THE INPUT:
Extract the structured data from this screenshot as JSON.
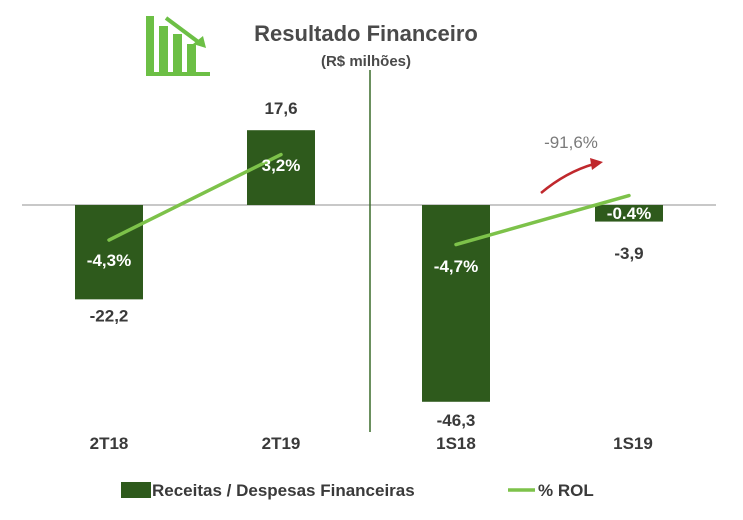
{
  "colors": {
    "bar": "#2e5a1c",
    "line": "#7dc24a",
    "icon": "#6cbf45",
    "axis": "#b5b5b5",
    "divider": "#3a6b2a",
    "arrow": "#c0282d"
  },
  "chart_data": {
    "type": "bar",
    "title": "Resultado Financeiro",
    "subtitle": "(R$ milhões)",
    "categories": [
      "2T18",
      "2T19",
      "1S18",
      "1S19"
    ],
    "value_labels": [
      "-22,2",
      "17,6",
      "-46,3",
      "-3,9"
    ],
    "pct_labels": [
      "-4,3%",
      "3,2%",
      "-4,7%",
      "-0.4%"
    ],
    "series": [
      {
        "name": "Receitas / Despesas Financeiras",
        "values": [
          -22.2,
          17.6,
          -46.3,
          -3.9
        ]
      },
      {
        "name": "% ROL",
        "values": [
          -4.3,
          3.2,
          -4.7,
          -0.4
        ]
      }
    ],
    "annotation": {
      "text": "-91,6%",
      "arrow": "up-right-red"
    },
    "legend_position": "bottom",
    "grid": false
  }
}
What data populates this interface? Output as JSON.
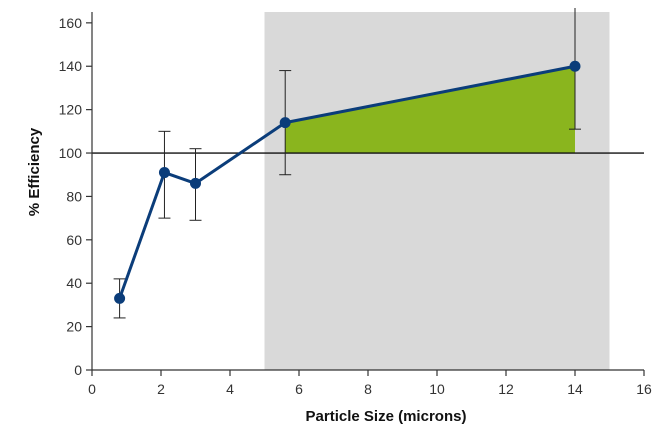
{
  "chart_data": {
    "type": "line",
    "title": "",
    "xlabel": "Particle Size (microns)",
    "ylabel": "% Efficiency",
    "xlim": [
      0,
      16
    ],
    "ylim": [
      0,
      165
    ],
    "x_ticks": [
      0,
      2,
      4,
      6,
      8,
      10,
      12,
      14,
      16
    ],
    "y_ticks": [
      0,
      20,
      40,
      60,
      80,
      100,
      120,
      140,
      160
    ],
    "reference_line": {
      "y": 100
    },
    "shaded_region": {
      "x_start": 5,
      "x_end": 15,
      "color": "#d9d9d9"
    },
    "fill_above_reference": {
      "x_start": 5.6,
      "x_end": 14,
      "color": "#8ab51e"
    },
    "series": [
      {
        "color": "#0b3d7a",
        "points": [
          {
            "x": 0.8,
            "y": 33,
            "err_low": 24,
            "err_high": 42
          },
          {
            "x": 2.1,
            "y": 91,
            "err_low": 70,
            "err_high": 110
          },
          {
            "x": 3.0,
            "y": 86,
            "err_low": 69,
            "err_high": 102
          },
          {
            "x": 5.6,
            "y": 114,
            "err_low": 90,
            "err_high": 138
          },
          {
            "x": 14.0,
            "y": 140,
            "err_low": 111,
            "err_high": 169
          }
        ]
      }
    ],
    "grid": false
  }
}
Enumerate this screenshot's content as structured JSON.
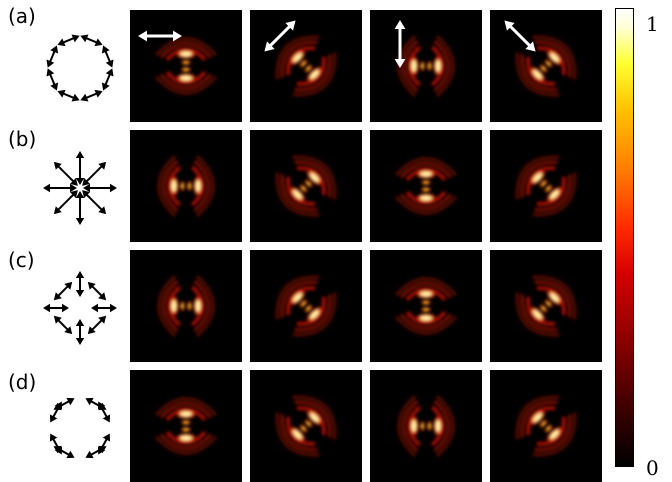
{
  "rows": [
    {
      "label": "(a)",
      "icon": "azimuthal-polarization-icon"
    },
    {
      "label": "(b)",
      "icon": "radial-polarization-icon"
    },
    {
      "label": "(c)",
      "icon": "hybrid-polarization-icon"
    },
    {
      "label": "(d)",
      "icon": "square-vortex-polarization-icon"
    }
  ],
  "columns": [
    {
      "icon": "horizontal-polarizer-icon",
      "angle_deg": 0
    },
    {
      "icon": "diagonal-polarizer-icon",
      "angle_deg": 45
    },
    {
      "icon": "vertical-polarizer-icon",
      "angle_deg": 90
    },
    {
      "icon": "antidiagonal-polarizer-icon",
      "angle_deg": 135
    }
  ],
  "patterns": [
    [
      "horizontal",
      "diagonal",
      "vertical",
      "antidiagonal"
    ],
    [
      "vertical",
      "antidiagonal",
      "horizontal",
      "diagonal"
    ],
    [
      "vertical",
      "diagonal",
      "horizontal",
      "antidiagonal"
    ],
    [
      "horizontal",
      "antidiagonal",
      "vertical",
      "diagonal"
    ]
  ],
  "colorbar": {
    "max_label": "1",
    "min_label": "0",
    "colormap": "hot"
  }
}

THE REQUEST: Going through the data above, count the lines where the string "screenshot" appears, and answer with only that number.

SOLUTION FOR THIS EXERCISE: 2